BEGIN
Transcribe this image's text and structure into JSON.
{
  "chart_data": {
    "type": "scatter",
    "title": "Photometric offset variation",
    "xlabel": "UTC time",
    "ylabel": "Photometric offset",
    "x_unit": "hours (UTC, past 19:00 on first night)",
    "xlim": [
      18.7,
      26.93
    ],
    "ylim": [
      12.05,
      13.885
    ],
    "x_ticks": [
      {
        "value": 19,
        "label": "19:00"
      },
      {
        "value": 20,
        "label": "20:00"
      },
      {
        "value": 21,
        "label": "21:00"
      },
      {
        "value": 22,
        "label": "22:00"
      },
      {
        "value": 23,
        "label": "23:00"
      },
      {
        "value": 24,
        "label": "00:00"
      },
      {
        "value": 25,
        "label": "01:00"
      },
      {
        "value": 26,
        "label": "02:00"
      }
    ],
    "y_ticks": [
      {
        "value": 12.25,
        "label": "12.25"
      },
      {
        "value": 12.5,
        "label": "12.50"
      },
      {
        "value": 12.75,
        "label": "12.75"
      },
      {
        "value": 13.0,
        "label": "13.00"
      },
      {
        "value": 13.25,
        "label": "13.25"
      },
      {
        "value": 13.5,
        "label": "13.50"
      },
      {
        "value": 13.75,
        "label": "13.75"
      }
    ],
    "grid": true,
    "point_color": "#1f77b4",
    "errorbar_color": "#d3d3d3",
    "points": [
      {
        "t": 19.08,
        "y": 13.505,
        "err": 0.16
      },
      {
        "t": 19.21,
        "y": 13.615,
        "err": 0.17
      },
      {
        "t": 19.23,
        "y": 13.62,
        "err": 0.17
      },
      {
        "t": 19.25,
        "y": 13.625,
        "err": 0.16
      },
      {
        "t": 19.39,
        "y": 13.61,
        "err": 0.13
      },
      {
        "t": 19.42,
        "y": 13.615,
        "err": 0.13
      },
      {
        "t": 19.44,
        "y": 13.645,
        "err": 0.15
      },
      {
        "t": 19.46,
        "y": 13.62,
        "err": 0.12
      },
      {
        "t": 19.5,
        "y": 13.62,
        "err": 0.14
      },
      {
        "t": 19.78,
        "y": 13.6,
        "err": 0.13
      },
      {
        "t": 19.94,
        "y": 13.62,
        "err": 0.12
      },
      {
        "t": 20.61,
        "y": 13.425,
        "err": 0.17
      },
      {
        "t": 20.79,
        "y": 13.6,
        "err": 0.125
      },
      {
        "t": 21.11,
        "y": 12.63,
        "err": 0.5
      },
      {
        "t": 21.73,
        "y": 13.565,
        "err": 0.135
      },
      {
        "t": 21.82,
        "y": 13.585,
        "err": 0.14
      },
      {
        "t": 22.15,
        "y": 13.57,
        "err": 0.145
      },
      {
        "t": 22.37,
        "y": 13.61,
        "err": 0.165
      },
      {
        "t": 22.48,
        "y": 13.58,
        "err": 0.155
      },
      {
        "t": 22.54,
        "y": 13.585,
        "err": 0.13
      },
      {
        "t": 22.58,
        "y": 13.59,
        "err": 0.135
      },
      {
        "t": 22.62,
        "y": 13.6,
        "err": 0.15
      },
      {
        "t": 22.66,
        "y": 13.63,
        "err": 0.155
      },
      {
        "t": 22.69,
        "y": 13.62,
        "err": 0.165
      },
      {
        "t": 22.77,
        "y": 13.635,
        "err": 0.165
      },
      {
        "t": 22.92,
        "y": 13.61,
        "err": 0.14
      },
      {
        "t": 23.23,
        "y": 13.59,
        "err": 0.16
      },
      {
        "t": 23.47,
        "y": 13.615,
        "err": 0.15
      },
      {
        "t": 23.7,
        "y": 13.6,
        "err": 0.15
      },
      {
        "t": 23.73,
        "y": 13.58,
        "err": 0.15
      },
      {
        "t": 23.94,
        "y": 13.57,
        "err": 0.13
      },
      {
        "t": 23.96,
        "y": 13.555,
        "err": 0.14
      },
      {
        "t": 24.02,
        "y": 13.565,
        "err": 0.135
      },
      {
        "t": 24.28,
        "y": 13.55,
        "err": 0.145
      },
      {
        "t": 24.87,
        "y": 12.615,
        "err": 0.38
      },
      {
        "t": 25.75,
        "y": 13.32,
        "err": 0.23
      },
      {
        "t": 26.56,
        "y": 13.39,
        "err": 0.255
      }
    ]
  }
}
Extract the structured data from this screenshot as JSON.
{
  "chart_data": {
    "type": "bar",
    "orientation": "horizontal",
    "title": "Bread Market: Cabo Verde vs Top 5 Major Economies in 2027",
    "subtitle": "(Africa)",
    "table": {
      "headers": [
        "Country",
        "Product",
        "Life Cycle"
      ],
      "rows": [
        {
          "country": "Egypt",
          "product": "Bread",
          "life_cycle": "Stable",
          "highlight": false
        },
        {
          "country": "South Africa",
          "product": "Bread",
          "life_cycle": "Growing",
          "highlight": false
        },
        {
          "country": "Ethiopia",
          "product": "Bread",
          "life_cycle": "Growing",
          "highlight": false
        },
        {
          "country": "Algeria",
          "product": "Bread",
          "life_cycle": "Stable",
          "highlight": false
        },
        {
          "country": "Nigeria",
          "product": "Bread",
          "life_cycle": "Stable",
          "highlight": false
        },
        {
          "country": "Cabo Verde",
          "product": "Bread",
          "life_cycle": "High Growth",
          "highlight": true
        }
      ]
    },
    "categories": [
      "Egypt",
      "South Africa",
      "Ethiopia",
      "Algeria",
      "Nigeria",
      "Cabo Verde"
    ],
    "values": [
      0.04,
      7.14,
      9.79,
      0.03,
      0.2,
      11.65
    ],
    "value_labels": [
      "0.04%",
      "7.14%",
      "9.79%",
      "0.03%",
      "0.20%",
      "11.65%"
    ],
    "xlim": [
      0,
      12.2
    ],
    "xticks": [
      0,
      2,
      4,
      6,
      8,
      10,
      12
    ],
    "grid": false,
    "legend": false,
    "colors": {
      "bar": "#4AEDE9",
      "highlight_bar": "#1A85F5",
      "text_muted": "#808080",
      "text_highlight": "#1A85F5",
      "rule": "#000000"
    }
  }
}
END
Copy the data above in full, character for character.

Transcribe this image's text and structure into JSON.
{
  "chart_data": {
    "type": "scatter",
    "title": "Photometric offset variation",
    "xlabel": "UTC time",
    "ylabel": "Photometric offset",
    "x_unit": "hours (UTC, past 19:00 on first night)",
    "xlim": [
      18.7,
      26.93
    ],
    "ylim": [
      12.05,
      13.885
    ],
    "x_ticks": [
      {
        "value": 19,
        "label": "19:00"
      },
      {
        "value": 20,
        "label": "20:00"
      },
      {
        "value": 21,
        "label": "21:00"
      },
      {
        "value": 22,
        "label": "22:00"
      },
      {
        "value": 23,
        "label": "23:00"
      },
      {
        "value": 24,
        "label": "00:00"
      },
      {
        "value": 25,
        "label": "01:00"
      },
      {
        "value": 26,
        "label": "02:00"
      }
    ],
    "y_ticks": [
      {
        "value": 12.25,
        "label": "12.25"
      },
      {
        "value": 12.5,
        "label": "12.50"
      },
      {
        "value": 12.75,
        "label": "12.75"
      },
      {
        "value": 13.0,
        "label": "13.00"
      },
      {
        "value": 13.25,
        "label": "13.25"
      },
      {
        "value": 13.5,
        "label": "13.50"
      },
      {
        "value": 13.75,
        "label": "13.75"
      }
    ],
    "grid": true,
    "point_color": "#1f77b4",
    "errorbar_color": "#d3d3d3",
    "points": [
      {
        "t": 19.08,
        "y": 13.505,
        "err": 0.16
      },
      {
        "t": 19.21,
        "y": 13.615,
        "err": 0.17
      },
      {
        "t": 19.23,
        "y": 13.62,
        "err": 0.17
      },
      {
        "t": 19.25,
        "y": 13.625,
        "err": 0.16
      },
      {
        "t": 19.39,
        "y": 13.61,
        "err": 0.13
      },
      {
        "t": 19.42,
        "y": 13.615,
        "err": 0.13
      },
      {
        "t": 19.44,
        "y": 13.645,
        "err": 0.15
      },
      {
        "t": 19.46,
        "y": 13.62,
        "err": 0.12
      },
      {
        "t": 19.5,
        "y": 13.62,
        "err": 0.14
      },
      {
        "t": 19.78,
        "y": 13.6,
        "err": 0.13
      },
      {
        "t": 19.94,
        "y": 13.62,
        "err": 0.12
      },
      {
        "t": 20.61,
        "y": 13.425,
        "err": 0.17
      },
      {
        "t": 20.79,
        "y": 13.6,
        "err": 0.125
      },
      {
        "t": 21.11,
        "y": 12.63,
        "err": 0.5
      },
      {
        "t": 21.73,
        "y": 13.565,
        "err": 0.135
      },
      {
        "t": 21.82,
        "y": 13.585,
        "err": 0.14
      },
      {
        "t": 22.15,
        "y": 13.57,
        "err": 0.145
      },
      {
        "t": 22.37,
        "y": 13.61,
        "err": 0.165
      },
      {
        "t": 22.48,
        "y": 13.58,
        "err": 0.155
      },
      {
        "t": 22.54,
        "y": 13.585,
        "err": 0.13
      },
      {
        "t": 22.58,
        "y": 13.59,
        "err": 0.135
      },
      {
        "t": 22.62,
        "y": 13.6,
        "err": 0.15
      },
      {
        "t": 22.66,
        "y": 13.63,
        "err": 0.155
      },
      {
        "t": 22.69,
        "y": 13.62,
        "err": 0.165
      },
      {
        "t": 22.77,
        "y": 13.635,
        "err": 0.165
      },
      {
        "t": 22.92,
        "y": 13.61,
        "err": 0.14
      },
      {
        "t": 23.23,
        "y": 13.59,
        "err": 0.16
      },
      {
        "t": 23.47,
        "y": 13.615,
        "err": 0.15
      },
      {
        "t": 23.7,
        "y": 13.6,
        "err": 0.15
      },
      {
        "t": 23.73,
        "y": 13.58,
        "err": 0.15
      },
      {
        "t": 23.94,
        "y": 13.57,
        "err": 0.13
      },
      {
        "t": 23.96,
        "y": 13.555,
        "err": 0.14
      },
      {
        "t": 24.02,
        "y": 13.565,
        "err": 0.135
      },
      {
        "t": 24.28,
        "y": 13.55,
        "err": 0.145
      },
      {
        "t": 24.87,
        "y": 12.615,
        "err": 0.38
      },
      {
        "t": 25.75,
        "y": 13.32,
        "err": 0.23
      },
      {
        "t": 26.56,
        "y": 13.39,
        "err": 0.255
      }
    ]
  }
}
Extract the structured data from this screenshot as JSON.
{
  "chart_data": {
    "type": "bar",
    "orientation": "horizontal",
    "title": "Bread Market: Cabo Verde vs Top 5 Major Economies in 2027",
    "subtitle": "(Africa)",
    "table": {
      "headers": [
        "Country",
        "Product",
        "Life Cycle"
      ],
      "rows": [
        {
          "country": "Egypt",
          "product": "Bread",
          "life_cycle": "Stable",
          "highlight": false
        },
        {
          "country": "South Africa",
          "product": "Bread",
          "life_cycle": "Growing",
          "highlight": false
        },
        {
          "country": "Ethiopia",
          "product": "Bread",
          "life_cycle": "Growing",
          "highlight": false
        },
        {
          "country": "Algeria",
          "product": "Bread",
          "life_cycle": "Stable",
          "highlight": false
        },
        {
          "country": "Nigeria",
          "product": "Bread",
          "life_cycle": "Stable",
          "highlight": false
        },
        {
          "country": "Cabo Verde",
          "product": "Bread",
          "life_cycle": "High Growth",
          "highlight": true
        }
      ]
    },
    "categories": [
      "Egypt",
      "South Africa",
      "Ethiopia",
      "Algeria",
      "Nigeria",
      "Cabo Verde"
    ],
    "values": [
      0.04,
      7.14,
      9.79,
      0.03,
      0.2,
      11.65
    ],
    "value_labels": [
      "0.04%",
      "7.14%",
      "9.79%",
      "0.03%",
      "0.20%",
      "11.65%"
    ],
    "xlim": [
      0,
      12.2
    ],
    "xticks": [
      0,
      2,
      4,
      6,
      8,
      10,
      12
    ],
    "grid": false,
    "legend": false,
    "colors": {
      "bar": "#4AEDE9",
      "highlight_bar": "#1A85F5",
      "text_muted": "#808080",
      "text_highlight": "#1A85F5",
      "rule": "#000000"
    }
  }
}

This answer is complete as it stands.